Work required ▸ Copy every entry precisely.

[A block of data]
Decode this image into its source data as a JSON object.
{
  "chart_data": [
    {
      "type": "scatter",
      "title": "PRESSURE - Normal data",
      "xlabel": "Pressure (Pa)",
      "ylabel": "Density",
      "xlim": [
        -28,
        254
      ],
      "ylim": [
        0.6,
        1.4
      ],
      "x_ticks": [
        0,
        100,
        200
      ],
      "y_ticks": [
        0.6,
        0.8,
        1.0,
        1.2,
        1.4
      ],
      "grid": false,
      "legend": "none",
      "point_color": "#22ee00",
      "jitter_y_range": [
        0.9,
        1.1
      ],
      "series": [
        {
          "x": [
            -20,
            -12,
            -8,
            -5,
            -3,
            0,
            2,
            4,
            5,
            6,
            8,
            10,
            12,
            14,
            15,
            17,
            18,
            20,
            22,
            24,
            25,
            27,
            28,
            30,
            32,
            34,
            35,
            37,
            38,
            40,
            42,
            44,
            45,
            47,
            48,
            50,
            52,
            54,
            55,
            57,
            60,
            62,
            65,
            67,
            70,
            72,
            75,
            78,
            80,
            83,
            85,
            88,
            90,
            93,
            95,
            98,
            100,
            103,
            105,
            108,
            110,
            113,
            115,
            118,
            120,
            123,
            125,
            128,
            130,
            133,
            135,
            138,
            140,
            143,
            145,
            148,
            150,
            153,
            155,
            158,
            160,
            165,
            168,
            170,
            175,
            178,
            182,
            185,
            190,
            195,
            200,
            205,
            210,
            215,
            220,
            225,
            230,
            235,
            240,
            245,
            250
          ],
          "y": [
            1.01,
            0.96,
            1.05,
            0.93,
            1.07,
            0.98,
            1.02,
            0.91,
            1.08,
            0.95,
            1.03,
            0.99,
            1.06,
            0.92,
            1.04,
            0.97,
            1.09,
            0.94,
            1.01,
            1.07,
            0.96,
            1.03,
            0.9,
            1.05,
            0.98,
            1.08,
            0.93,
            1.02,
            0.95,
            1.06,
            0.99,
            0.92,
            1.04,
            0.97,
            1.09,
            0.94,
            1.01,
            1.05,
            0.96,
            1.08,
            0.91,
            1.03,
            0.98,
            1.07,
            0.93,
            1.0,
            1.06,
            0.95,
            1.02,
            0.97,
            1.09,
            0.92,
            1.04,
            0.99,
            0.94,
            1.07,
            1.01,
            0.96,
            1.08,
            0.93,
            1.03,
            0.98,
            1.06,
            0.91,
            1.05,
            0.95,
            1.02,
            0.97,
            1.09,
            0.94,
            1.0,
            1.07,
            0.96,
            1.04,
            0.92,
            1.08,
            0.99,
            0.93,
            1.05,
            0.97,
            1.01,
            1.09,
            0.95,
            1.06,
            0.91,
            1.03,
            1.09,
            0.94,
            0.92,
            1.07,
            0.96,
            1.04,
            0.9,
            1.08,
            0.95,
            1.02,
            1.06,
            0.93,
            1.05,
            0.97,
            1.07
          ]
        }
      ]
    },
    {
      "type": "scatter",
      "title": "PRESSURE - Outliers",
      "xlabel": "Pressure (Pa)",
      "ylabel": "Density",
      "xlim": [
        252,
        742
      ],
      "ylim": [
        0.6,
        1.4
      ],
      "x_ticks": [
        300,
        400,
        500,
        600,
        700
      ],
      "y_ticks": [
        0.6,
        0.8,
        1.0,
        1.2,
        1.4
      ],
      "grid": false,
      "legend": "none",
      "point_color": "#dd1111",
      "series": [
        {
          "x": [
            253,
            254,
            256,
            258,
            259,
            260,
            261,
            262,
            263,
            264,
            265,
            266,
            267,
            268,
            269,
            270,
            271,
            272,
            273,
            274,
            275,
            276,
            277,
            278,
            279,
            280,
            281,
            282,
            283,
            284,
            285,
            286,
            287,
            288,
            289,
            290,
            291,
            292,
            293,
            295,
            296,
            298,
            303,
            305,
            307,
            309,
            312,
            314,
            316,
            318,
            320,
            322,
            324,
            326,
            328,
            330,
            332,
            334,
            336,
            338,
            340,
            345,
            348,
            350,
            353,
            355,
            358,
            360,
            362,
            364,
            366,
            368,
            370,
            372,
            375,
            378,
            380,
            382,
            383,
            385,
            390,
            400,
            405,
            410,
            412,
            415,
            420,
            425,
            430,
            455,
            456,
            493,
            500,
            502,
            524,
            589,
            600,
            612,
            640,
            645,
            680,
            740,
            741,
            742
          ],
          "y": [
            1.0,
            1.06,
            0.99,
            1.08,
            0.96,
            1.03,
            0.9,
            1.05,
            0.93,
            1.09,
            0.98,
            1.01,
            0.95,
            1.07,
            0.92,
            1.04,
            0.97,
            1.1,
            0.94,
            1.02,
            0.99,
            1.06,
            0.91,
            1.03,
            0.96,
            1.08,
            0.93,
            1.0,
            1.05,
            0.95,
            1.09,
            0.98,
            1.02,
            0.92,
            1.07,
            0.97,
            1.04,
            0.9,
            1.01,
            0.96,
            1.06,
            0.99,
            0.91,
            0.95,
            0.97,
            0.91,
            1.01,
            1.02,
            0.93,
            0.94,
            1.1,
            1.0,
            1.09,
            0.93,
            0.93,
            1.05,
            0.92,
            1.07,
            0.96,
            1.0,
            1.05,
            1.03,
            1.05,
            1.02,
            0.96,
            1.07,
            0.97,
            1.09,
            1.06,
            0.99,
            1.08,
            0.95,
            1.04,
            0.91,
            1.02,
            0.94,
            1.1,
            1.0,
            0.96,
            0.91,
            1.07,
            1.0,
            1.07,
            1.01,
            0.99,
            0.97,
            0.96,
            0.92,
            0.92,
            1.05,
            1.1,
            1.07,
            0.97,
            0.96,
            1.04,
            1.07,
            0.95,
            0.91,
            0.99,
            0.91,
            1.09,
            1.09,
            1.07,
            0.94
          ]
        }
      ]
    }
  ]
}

Finished task ▸
Decode this image into its source data as a JSON object.
{
  "chart_data": [
    {
      "type": "scatter",
      "title": "PRESSURE - Normal data",
      "xlabel": "Pressure (Pa)",
      "ylabel": "Density",
      "xlim": [
        -28,
        254
      ],
      "ylim": [
        0.6,
        1.4
      ],
      "x_ticks": [
        0,
        100,
        200
      ],
      "y_ticks": [
        0.6,
        0.8,
        1.0,
        1.2,
        1.4
      ],
      "grid": false,
      "legend": "none",
      "point_color": "#22ee00",
      "jitter_y_range": [
        0.9,
        1.1
      ],
      "series": [
        {
          "x": [
            -20,
            -12,
            -8,
            -5,
            -3,
            0,
            2,
            4,
            5,
            6,
            8,
            10,
            12,
            14,
            15,
            17,
            18,
            20,
            22,
            24,
            25,
            27,
            28,
            30,
            32,
            34,
            35,
            37,
            38,
            40,
            42,
            44,
            45,
            47,
            48,
            50,
            52,
            54,
            55,
            57,
            60,
            62,
            65,
            67,
            70,
            72,
            75,
            78,
            80,
            83,
            85,
            88,
            90,
            93,
            95,
            98,
            100,
            103,
            105,
            108,
            110,
            113,
            115,
            118,
            120,
            123,
            125,
            128,
            130,
            133,
            135,
            138,
            140,
            143,
            145,
            148,
            150,
            153,
            155,
            158,
            160,
            165,
            168,
            170,
            175,
            178,
            182,
            185,
            190,
            195,
            200,
            205,
            210,
            215,
            220,
            225,
            230,
            235,
            240,
            245,
            250
          ],
          "y": [
            1.01,
            0.96,
            1.05,
            0.93,
            1.07,
            0.98,
            1.02,
            0.91,
            1.08,
            0.95,
            1.03,
            0.99,
            1.06,
            0.92,
            1.04,
            0.97,
            1.09,
            0.94,
            1.01,
            1.07,
            0.96,
            1.03,
            0.9,
            1.05,
            0.98,
            1.08,
            0.93,
            1.02,
            0.95,
            1.06,
            0.99,
            0.92,
            1.04,
            0.97,
            1.09,
            0.94,
            1.01,
            1.05,
            0.96,
            1.08,
            0.91,
            1.03,
            0.98,
            1.07,
            0.93,
            1.0,
            1.06,
            0.95,
            1.02,
            0.97,
            1.09,
            0.92,
            1.04,
            0.99,
            0.94,
            1.07,
            1.01,
            0.96,
            1.08,
            0.93,
            1.03,
            0.98,
            1.06,
            0.91,
            1.05,
            0.95,
            1.02,
            0.97,
            1.09,
            0.94,
            1.0,
            1.07,
            0.96,
            1.04,
            0.92,
            1.08,
            0.99,
            0.93,
            1.05,
            0.97,
            1.01,
            1.09,
            0.95,
            1.06,
            0.91,
            1.03,
            1.09,
            0.94,
            0.92,
            1.07,
            0.96,
            1.04,
            0.9,
            1.08,
            0.95,
            1.02,
            1.06,
            0.93,
            1.05,
            0.97,
            1.07
          ]
        }
      ]
    },
    {
      "type": "scatter",
      "title": "PRESSURE - Outliers",
      "xlabel": "Pressure (Pa)",
      "ylabel": "Density",
      "xlim": [
        252,
        742
      ],
      "ylim": [
        0.6,
        1.4
      ],
      "x_ticks": [
        300,
        400,
        500,
        600,
        700
      ],
      "y_ticks": [
        0.6,
        0.8,
        1.0,
        1.2,
        1.4
      ],
      "grid": false,
      "legend": "none",
      "point_color": "#dd1111",
      "series": [
        {
          "x": [
            253,
            254,
            256,
            258,
            259,
            260,
            261,
            262,
            263,
            264,
            265,
            266,
            267,
            268,
            269,
            270,
            271,
            272,
            273,
            274,
            275,
            276,
            277,
            278,
            279,
            280,
            281,
            282,
            283,
            284,
            285,
            286,
            287,
            288,
            289,
            290,
            291,
            292,
            293,
            295,
            296,
            298,
            303,
            305,
            307,
            309,
            312,
            314,
            316,
            318,
            320,
            322,
            324,
            326,
            328,
            330,
            332,
            334,
            336,
            338,
            340,
            345,
            348,
            350,
            353,
            355,
            358,
            360,
            362,
            364,
            366,
            368,
            370,
            372,
            375,
            378,
            380,
            382,
            383,
            385,
            390,
            400,
            405,
            410,
            412,
            415,
            420,
            425,
            430,
            455,
            456,
            493,
            500,
            502,
            524,
            589,
            600,
            612,
            640,
            645,
            680,
            740,
            741,
            742
          ],
          "y": [
            1.0,
            1.06,
            0.99,
            1.08,
            0.96,
            1.03,
            0.9,
            1.05,
            0.93,
            1.09,
            0.98,
            1.01,
            0.95,
            1.07,
            0.92,
            1.04,
            0.97,
            1.1,
            0.94,
            1.02,
            0.99,
            1.06,
            0.91,
            1.03,
            0.96,
            1.08,
            0.93,
            1.0,
            1.05,
            0.95,
            1.09,
            0.98,
            1.02,
            0.92,
            1.07,
            0.97,
            1.04,
            0.9,
            1.01,
            0.96,
            1.06,
            0.99,
            0.91,
            0.95,
            0.97,
            0.91,
            1.01,
            1.02,
            0.93,
            0.94,
            1.1,
            1.0,
            1.09,
            0.93,
            0.93,
            1.05,
            0.92,
            1.07,
            0.96,
            1.0,
            1.05,
            1.03,
            1.05,
            1.02,
            0.96,
            1.07,
            0.97,
            1.09,
            1.06,
            0.99,
            1.08,
            0.95,
            1.04,
            0.91,
            1.02,
            0.94,
            1.1,
            1.0,
            0.96,
            0.91,
            1.07,
            1.0,
            1.07,
            1.01,
            0.99,
            0.97,
            0.96,
            0.92,
            0.92,
            1.05,
            1.1,
            1.07,
            0.97,
            0.96,
            1.04,
            1.07,
            0.95,
            0.91,
            0.99,
            0.91,
            1.09,
            1.09,
            1.07,
            0.94
          ]
        }
      ]
    }
  ]
}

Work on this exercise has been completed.